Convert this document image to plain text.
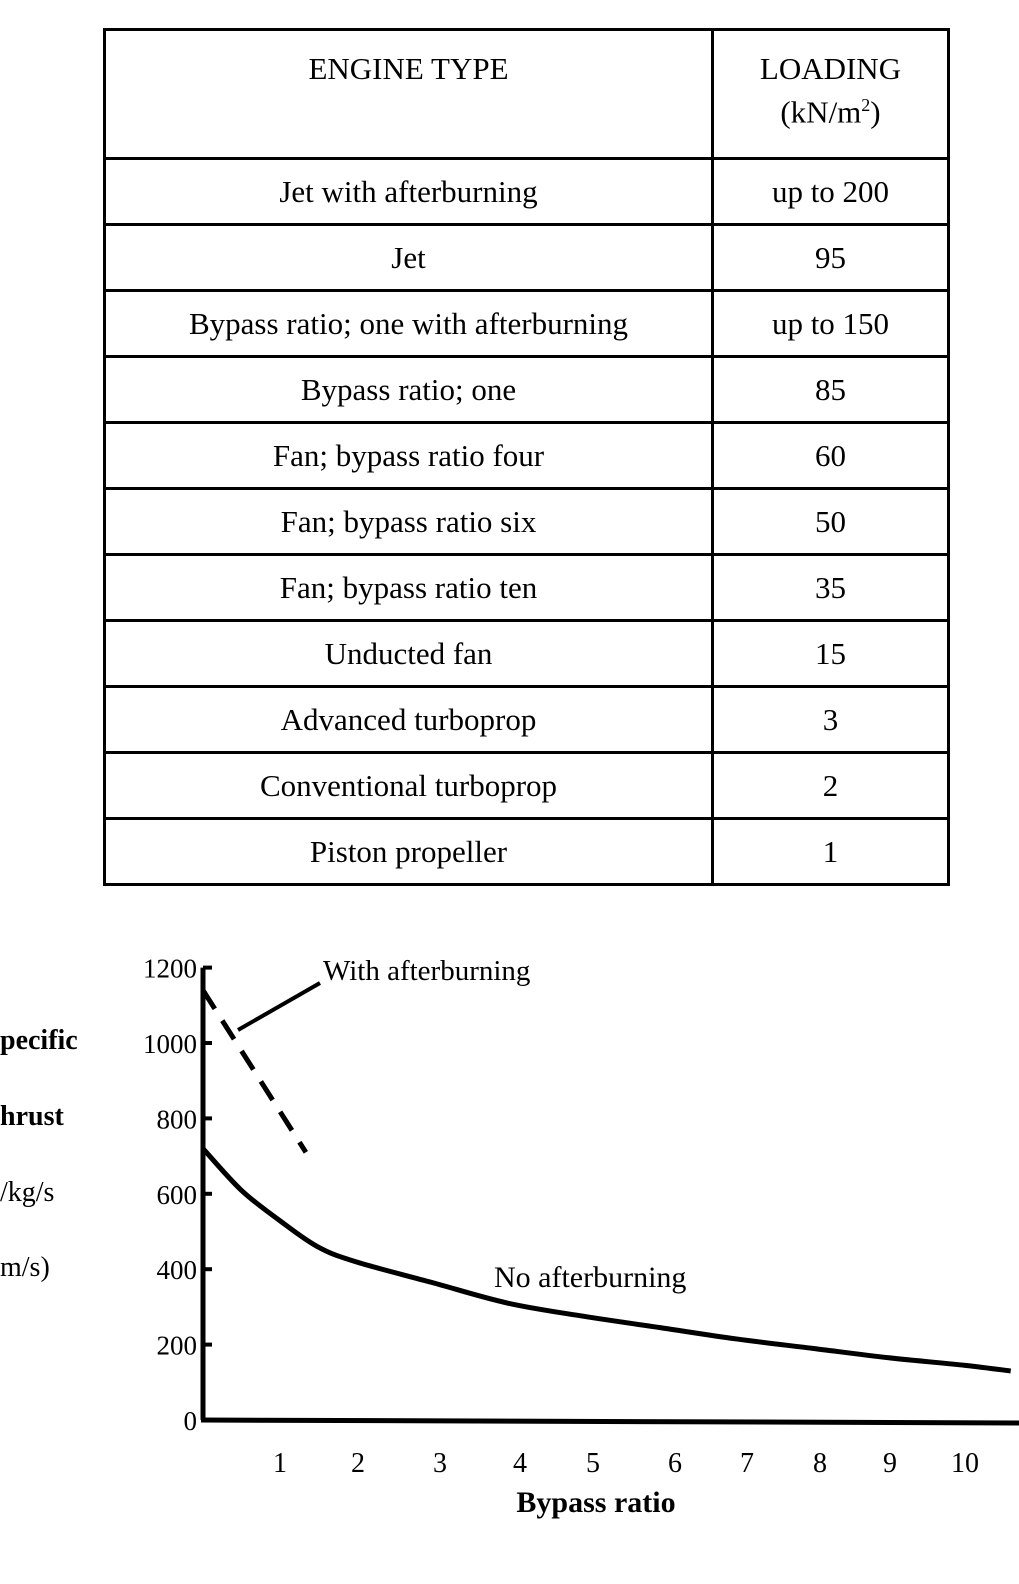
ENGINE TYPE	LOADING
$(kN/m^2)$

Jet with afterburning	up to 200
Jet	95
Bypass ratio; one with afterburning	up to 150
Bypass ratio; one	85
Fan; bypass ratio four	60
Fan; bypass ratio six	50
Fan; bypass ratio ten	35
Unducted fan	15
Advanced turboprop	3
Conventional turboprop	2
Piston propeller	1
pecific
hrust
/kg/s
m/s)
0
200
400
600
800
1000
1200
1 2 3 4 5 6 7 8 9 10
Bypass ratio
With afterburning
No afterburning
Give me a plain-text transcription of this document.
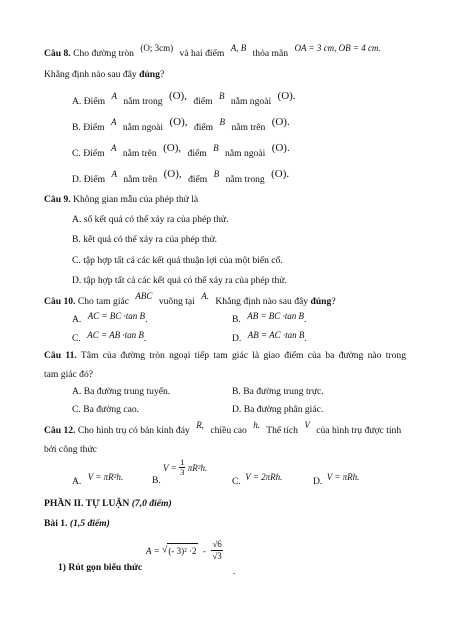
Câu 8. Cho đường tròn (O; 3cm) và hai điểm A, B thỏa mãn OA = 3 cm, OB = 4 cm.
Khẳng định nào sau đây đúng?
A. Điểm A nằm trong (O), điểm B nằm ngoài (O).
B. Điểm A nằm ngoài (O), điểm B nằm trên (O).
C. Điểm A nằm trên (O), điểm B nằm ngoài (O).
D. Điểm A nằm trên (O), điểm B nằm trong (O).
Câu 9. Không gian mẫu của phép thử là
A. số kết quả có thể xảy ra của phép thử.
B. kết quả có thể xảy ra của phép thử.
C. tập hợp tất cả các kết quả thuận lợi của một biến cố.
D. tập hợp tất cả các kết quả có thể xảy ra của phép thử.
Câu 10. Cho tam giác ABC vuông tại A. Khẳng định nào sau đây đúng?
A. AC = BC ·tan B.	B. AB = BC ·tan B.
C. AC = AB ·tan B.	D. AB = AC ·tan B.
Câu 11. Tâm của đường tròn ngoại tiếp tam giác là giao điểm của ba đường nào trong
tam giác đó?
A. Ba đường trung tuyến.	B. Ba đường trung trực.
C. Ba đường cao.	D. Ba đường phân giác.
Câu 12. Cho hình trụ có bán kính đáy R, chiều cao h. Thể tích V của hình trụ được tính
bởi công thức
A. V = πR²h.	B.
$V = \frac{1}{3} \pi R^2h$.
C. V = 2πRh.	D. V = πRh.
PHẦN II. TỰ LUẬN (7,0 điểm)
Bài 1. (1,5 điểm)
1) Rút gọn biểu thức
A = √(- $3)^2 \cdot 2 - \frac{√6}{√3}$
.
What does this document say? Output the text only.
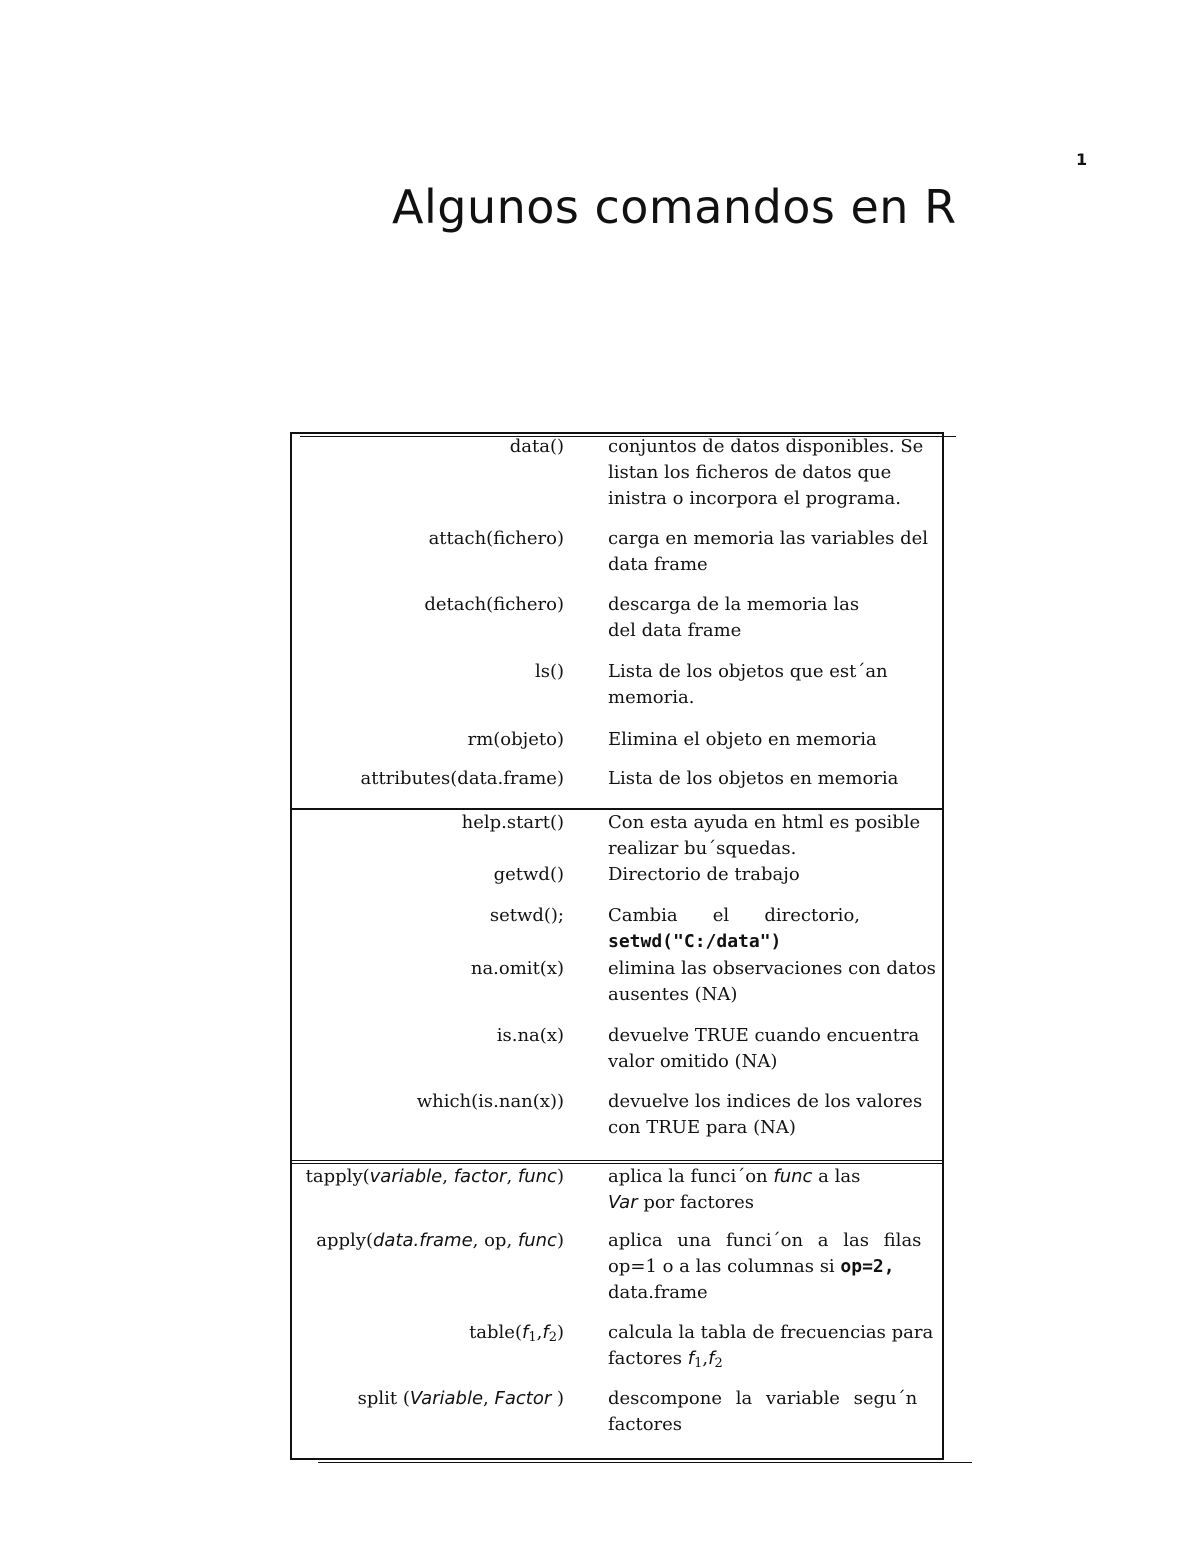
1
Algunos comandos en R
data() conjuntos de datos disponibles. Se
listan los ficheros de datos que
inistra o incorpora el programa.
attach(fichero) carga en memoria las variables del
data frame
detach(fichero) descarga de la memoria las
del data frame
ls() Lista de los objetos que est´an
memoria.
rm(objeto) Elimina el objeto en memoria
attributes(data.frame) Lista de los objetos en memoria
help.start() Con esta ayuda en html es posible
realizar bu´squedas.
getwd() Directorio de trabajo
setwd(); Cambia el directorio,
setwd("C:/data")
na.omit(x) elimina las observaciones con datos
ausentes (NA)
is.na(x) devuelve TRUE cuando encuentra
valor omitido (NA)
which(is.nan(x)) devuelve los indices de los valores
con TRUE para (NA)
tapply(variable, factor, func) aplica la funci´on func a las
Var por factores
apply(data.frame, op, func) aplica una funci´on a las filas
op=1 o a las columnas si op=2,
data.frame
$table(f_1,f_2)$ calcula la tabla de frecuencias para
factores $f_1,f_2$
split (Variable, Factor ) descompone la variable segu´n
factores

## AIM:
Without any pictures, write out the lines running from the one containing "What does this" through the end of the listing above, both included, exactly as given.

## CORRECT OUTPUT:
What does this document say? Output the text only.
1
Algunos comandos en R
data() conjuntos de datos disponibles. Se
listan los ficheros de datos que
inistra o incorpora el programa.
attach(fichero) carga en memoria las variables del
data frame
detach(fichero) descarga de la memoria las
del data frame
ls() Lista de los objetos que est´an
memoria.
rm(objeto) Elimina el objeto en memoria
attributes(data.frame) Lista de los objetos en memoria
help.start() Con esta ayuda en html es posible
realizar bu´squedas.
getwd() Directorio de trabajo
setwd(); Cambia el directorio,
setwd("C:/data")
na.omit(x) elimina las observaciones con datos
ausentes (NA)
is.na(x) devuelve TRUE cuando encuentra
valor omitido (NA)
which(is.nan(x)) devuelve los indices de los valores
con TRUE para (NA)
tapply(variable, factor, func) aplica la funci´on func a las
Var por factores
apply(data.frame, op, func) aplica una funci´on a las filas
op=1 o a las columnas si op=2,
data.frame
$table(f_1,f_2)$ calcula la tabla de frecuencias para
factores $f_1,f_2$
split (Variable, Factor ) descompone la variable segu´n
factores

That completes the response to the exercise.